EXERCISE DESCRIPTION
Transcribe the material below exactly as it appears.

TASK MATERIAL
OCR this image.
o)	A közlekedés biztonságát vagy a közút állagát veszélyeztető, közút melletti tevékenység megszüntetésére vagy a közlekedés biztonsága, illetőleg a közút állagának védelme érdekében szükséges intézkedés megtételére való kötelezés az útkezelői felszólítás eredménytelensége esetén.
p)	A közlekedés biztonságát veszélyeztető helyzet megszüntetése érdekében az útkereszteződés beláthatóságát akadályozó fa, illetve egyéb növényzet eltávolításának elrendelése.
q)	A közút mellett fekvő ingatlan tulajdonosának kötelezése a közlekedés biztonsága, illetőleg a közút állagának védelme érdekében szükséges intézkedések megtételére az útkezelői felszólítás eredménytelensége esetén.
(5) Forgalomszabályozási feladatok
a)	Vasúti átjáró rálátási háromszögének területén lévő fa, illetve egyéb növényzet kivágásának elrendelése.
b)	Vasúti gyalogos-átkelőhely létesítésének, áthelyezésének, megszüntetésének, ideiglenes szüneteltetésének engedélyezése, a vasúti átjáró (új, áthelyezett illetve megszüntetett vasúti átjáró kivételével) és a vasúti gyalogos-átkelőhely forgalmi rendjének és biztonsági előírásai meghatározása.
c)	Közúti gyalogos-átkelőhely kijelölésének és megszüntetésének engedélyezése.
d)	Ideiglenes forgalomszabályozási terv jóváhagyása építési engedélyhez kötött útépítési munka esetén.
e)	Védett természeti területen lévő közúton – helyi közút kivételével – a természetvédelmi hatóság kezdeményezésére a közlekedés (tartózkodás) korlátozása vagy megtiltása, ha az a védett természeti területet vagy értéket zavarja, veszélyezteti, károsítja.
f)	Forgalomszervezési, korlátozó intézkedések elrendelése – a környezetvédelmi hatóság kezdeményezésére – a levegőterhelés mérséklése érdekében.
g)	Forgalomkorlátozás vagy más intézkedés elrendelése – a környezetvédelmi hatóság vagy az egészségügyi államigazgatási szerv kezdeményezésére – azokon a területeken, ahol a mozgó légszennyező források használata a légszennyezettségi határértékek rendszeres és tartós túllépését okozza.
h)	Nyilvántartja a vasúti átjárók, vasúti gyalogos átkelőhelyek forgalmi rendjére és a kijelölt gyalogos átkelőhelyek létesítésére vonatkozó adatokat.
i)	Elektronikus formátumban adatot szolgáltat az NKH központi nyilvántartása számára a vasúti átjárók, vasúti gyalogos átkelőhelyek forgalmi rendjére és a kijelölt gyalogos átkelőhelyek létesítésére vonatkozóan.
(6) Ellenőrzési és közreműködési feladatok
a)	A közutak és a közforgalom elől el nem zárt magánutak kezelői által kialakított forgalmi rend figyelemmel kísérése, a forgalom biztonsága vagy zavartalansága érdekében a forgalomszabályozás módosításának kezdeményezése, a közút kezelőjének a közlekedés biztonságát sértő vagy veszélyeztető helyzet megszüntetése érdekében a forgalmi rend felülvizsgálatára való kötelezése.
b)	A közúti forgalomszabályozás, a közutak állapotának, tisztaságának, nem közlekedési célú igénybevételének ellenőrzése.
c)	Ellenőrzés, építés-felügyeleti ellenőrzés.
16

COMPLETE OUTPUT
OCR this image.
o)	A közlekedés biztonságát vagy a közút állagát veszélyeztető, közút melletti tevékenység megszüntetésére vagy a közlekedés biztonsága, illetőleg a közút állagának védelme érdekében szükséges intézkedés megtételére való kötelezés az útkezelői felszólítás eredménytelensége esetén.
p)	A közlekedés biztonságát veszélyeztető helyzet megszüntetése érdekében az útkereszteződés beláthatóságát akadályozó fa, illetve egyéb növényzet eltávolításának elrendelése.
q)	A közút mellett fekvő ingatlan tulajdonosának kötelezése a közlekedés biztonsága, illetőleg a közút állagának védelme érdekében szükséges intézkedések megtételére az útkezelői felszólítás eredménytelensége esetén.
(5) Forgalomszabályozási feladatok
a)	Vasúti átjáró rálátási háromszögének területén lévő fa, illetve egyéb növényzet kivágásának elrendelése.
b)	Vasúti gyalogos-átkelőhely létesítésének, áthelyezésének, megszüntetésének, ideiglenes szüneteltetésének engedélyezése, a vasúti átjáró (új, áthelyezett illetve megszüntetett vasúti átjáró kivételével) és a vasúti gyalogos-átkelőhely forgalmi rendjének és biztonsági előírásai meghatározása.
c)	Közúti gyalogos-átkelőhely kijelölésének és megszüntetésének engedélyezése.
d)	Ideiglenes forgalomszabályozási terv jóváhagyása építési engedélyhez kötött útépítési munka esetén.
e)	Védett természeti területen lévő közúton – helyi közút kivételével – a természetvédelmi hatóság kezdeményezésére a közlekedés (tartózkodás) korlátozása vagy megtiltása, ha az a védett természeti területet vagy értéket zavarja, veszélyezteti, károsítja.
f)	Forgalomszervezési, korlátozó intézkedések elrendelése – a környezetvédelmi hatóság kezdeményezésére – a levegőterhelés mérséklése érdekében.
g)	Forgalomkorlátozás vagy más intézkedés elrendelése – a környezetvédelmi hatóság vagy az egészségügyi államigazgatási szerv kezdeményezésére – azokon a területeken, ahol a mozgó légszennyező források használata a légszennyezettségi határértékek rendszeres és tartós túllépését okozza.
h)	Nyilvántartja a vasúti átjárók, vasúti gyalogos átkelőhelyek forgalmi rendjére és a kijelölt gyalogos átkelőhelyek létesítésére vonatkozó adatokat.
i)	Elektronikus formátumban adatot szolgáltat az NKH központi nyilvántartása számára a vasúti átjárók, vasúti gyalogos átkelőhelyek forgalmi rendjére és a kijelölt gyalogos átkelőhelyek létesítésére vonatkozóan.
(6) Ellenőrzési és közreműködési feladatok
a)	A közutak és a közforgalom elől el nem zárt magánutak kezelői által kialakított forgalmi rend figyelemmel kísérése, a forgalom biztonsága vagy zavartalansága érdekében a forgalomszabályozás módosításának kezdeményezése, a közút kezelőjének a közlekedés biztonságát sértő vagy veszélyeztető helyzet megszüntetése érdekében a forgalmi rend felülvizsgálatára való kötelezése.
b)	A közúti forgalomszabályozás, a közutak állapotának, tisztaságának, nem közlekedési célú igénybevételének ellenőrzése.
c)	Ellenőrzés, építés-felügyeleti ellenőrzés.
16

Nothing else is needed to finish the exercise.